> _THE REQUEST_: Rewrite the records below so that "Prijavi se" becomes "Apply now" everywhere it appears, with every other line unchanged and the pictures omitted.

> _DATA SUPPLIED_:

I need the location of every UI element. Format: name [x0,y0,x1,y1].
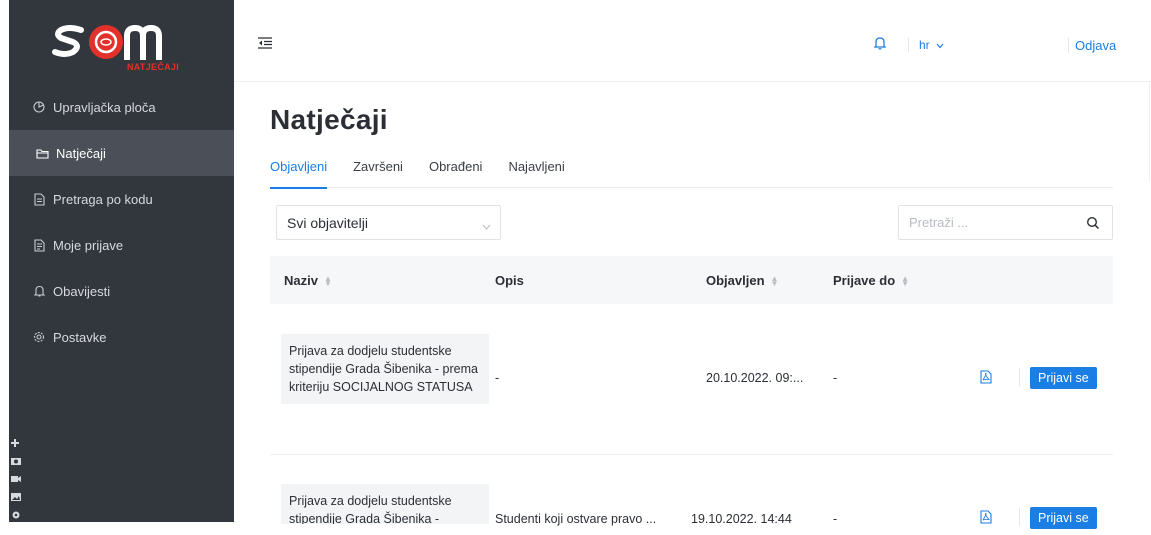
sort-icon[interactable]: ▲ ▼ [324,274,332,287]
row-deadline: - [833,512,838,526]
row-published: 19.10.2022. 14:44 [691,512,792,526]
left-gutter [0,0,9,522]
sidebar-item-label: Pretraga po kodu [53,191,153,207]
row-description: - [495,371,500,385]
file-search-icon [31,192,47,206]
publisher-select-value: Svi objavitelji [287,214,368,231]
sidebar-item-label: Postavke [53,329,107,345]
logo-subtitle: NATJEČAJI [127,62,180,72]
app-logo[interactable]: NATJEČAJI [9,0,234,82]
camera-icon[interactable] [10,456,22,468]
plus-icon[interactable] [10,438,22,450]
sidebar-item-pretraga[interactable]: Pretraga po kodu [9,176,234,222]
table-header: Naziv ▲ ▼ Opis Objavljen ▲ ▼ Prijave do ▲ ▼ [270,256,1113,304]
collapse-menu-icon[interactable] [258,36,272,49]
action-divider [1019,368,1020,386]
file-list-icon [31,238,47,252]
sort-icon[interactable]: ▲ ▼ [901,274,909,287]
tab-najavljeni[interactable]: Najavljeni [508,158,564,188]
column-label: Opis [495,273,524,288]
row-deadline: - [833,371,838,385]
sidebar-item-dashboard[interactable]: Upravljačka ploča [9,84,234,130]
sidebar: NATJEČAJI Upravljačka ploča Natječaji Pr… [9,0,234,522]
sidebar-nav: Upravljačka ploča Natječaji Pretraga po … [9,84,234,360]
logo-graphic [52,24,162,60]
folder-icon [34,148,50,159]
sidebar-item-moje-prijave[interactable]: Moje prijave [9,222,234,268]
tab-objavljeni[interactable]: Objavljeni [270,158,328,189]
row-name: Prijava za dodjelu studentske stipendije… [281,334,489,404]
tabs: Objavljeni Završeni Obrađeni Najavljeni [270,158,1113,189]
column-header-prijave-do[interactable]: Prijave do ▲ ▼ [833,273,909,288]
chevron-down-icon [482,217,491,230]
sidebar-item-label: Upravljačka ploča [53,99,156,115]
language-value: hr [919,38,930,52]
table-row: Prijava za dodjelu studentske stipendije… [270,304,1113,455]
bell-icon [31,285,47,297]
sort-icon[interactable]: ▲ ▼ [771,274,779,287]
row-description: Studenti koji ostvare pravo ... [495,512,657,526]
row-published: 20.10.2022. 09:... [706,371,804,385]
page-title: Natječaji [270,104,388,135]
notifications-bell-icon[interactable] [873,36,887,50]
table-row: Prijava za dodjelu studentske stipendije… [270,455,1113,535]
column-header-naziv[interactable]: Naziv ▲ ▼ [284,273,332,288]
tab-obradeni[interactable]: Obrađeni [429,158,482,188]
logout-link[interactable]: Odjava [1068,38,1116,53]
sidebar-item-postavke[interactable]: Postavke [9,314,234,360]
search-placeholder: Pretraži ... [909,215,969,230]
gear-icon [31,331,47,343]
column-label: Prijave do [833,273,896,288]
video-icon[interactable] [10,474,22,486]
column-header-opis: Opis [495,273,524,288]
column-label: Naziv [284,273,318,288]
sidebar-item-label: Obavijesti [53,283,111,299]
image-icon[interactable] [10,492,22,504]
top-bar: hr Odjava [234,0,1151,82]
side-toolbar [9,438,23,522]
action-divider [1019,508,1020,526]
search-input[interactable]: Pretraži ... [898,205,1113,240]
sidebar-item-label: Natječaji [56,145,106,161]
settings-icon[interactable] [10,510,22,522]
apply-button[interactable]: Prijavi se [1030,367,1097,389]
tab-zavrseni[interactable]: Završeni [353,158,403,188]
row-name: Prijava za dodjelu studentske stipendije… [281,484,489,524]
column-label: Objavljen [706,273,765,288]
sidebar-item-natjecaji[interactable]: Natječaji [9,130,234,176]
language-selector[interactable]: hr [908,38,944,52]
right-divider [1149,82,1150,182]
sidebar-item-label: Moje prijave [53,237,124,253]
search-icon[interactable] [1086,216,1100,230]
chevron-down-icon [936,38,944,52]
column-header-objavljen[interactable]: Objavljen ▲ ▼ [706,273,778,288]
dashboard-icon [31,101,47,113]
pdf-icon[interactable] [980,370,992,384]
sidebar-item-obavijesti[interactable]: Obavijesti [9,268,234,314]
publisher-select[interactable]: Svi objavitelji [276,205,501,240]
apply-button[interactable]: Prijavi se [1030,507,1097,529]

> _FULL ANSWER_:
I need the location of every UI element. Format: name [x0,y0,x1,y1].
sort-icon[interactable]: ▲ ▼ [324,274,332,287]
row-deadline: - [833,512,838,526]
row-published: 19.10.2022. 14:44 [691,512,792,526]
left-gutter [0,0,9,522]
sidebar-item-label: Pretraga po kodu [53,191,153,207]
row-description: - [495,371,500,385]
file-search-icon [31,192,47,206]
publisher-select-value: Svi objavitelji [287,214,368,231]
sidebar-item-label: Postavke [53,329,107,345]
logo-subtitle: NATJEČAJI [127,62,180,72]
app-logo[interactable]: NATJEČAJI [9,0,234,82]
camera-icon[interactable] [10,456,22,468]
plus-icon[interactable] [10,438,22,450]
sidebar-item-pretraga[interactable]: Pretraga po kodu [9,176,234,222]
table-header: Naziv ▲ ▼ Opis Objavljen ▲ ▼ Prijave do ▲ ▼ [270,256,1113,304]
collapse-menu-icon[interactable] [258,36,272,49]
action-divider [1019,368,1020,386]
file-list-icon [31,238,47,252]
sort-icon[interactable]: ▲ ▼ [901,274,909,287]
tab-najavljeni[interactable]: Najavljeni [508,158,564,188]
column-label: Opis [495,273,524,288]
row-deadline: - [833,371,838,385]
sidebar-item-dashboard[interactable]: Upravljačka ploča [9,84,234,130]
sidebar: NATJEČAJI Upravljačka ploča Natječaji Pr… [9,0,234,522]
sidebar-nav: Upravljačka ploča Natječaji Pretraga po … [9,84,234,360]
logo-graphic [52,24,162,60]
folder-icon [34,148,50,159]
sidebar-item-moje-prijave[interactable]: Moje prijave [9,222,234,268]
tab-objavljeni[interactable]: Objavljeni [270,158,328,189]
row-name: Prijava za dodjelu studentske stipendije… [281,334,489,404]
tabs: Objavljeni Završeni Obrađeni Najavljeni [270,158,1113,189]
column-header-prijave-do[interactable]: Prijave do ▲ ▼ [833,273,909,288]
chevron-down-icon [482,217,491,230]
sidebar-item-label: Upravljačka ploča [53,99,156,115]
language-value: hr [919,38,930,52]
table-row: Prijava za dodjelu studentske stipendije… [270,304,1113,455]
bell-icon [31,285,47,297]
sort-icon[interactable]: ▲ ▼ [771,274,779,287]
row-description: Studenti koji ostvare pravo ... [495,512,657,526]
row-published: 20.10.2022. 09:... [706,371,804,385]
page-title: Natječaji [270,104,388,135]
notifications-bell-icon[interactable] [873,36,887,50]
table-row: Prijava za dodjelu studentske stipendije… [270,455,1113,535]
column-header-naziv[interactable]: Naziv ▲ ▼ [284,273,332,288]
tab-obradeni[interactable]: Obrađeni [429,158,482,188]
logout-link[interactable]: Odjava [1068,38,1116,53]
sidebar-item-postavke[interactable]: Postavke [9,314,234,360]
search-placeholder: Pretraži ... [909,215,969,230]
gear-icon [31,331,47,343]
column-label: Prijave do [833,273,896,288]
video-icon[interactable] [10,474,22,486]
column-header-opis: Opis [495,273,524,288]
column-label: Naziv [284,273,318,288]
sidebar-item-label: Obavijesti [53,283,111,299]
image-icon[interactable] [10,492,22,504]
top-bar: hr Odjava [234,0,1151,82]
side-toolbar [9,438,23,522]
action-divider [1019,508,1020,526]
search-input[interactable]: Pretraži ... [898,205,1113,240]
sidebar-item-label: Natječaji [56,145,106,161]
settings-icon[interactable] [10,510,22,522]
apply-button[interactable]: Apply now [1030,367,1097,389]
tab-zavrseni[interactable]: Završeni [353,158,403,188]
row-name: Prijava za dodjelu studentske stipendije… [281,484,489,524]
column-label: Objavljen [706,273,765,288]
sidebar-item-natjecaji[interactable]: Natječaji [9,130,234,176]
language-selector[interactable]: hr [908,38,944,52]
right-divider [1149,82,1150,182]
sidebar-item-label: Moje prijave [53,237,124,253]
search-icon[interactable] [1086,216,1100,230]
chevron-down-icon [936,38,944,52]
column-header-objavljen[interactable]: Objavljen ▲ ▼ [706,273,778,288]
dashboard-icon [31,101,47,113]
pdf-icon[interactable] [980,370,992,384]
sidebar-item-obavijesti[interactable]: Obavijesti [9,268,234,314]
publisher-select[interactable]: Svi objavitelji [276,205,501,240]
apply-button[interactable]: Apply now [1030,507,1097,529]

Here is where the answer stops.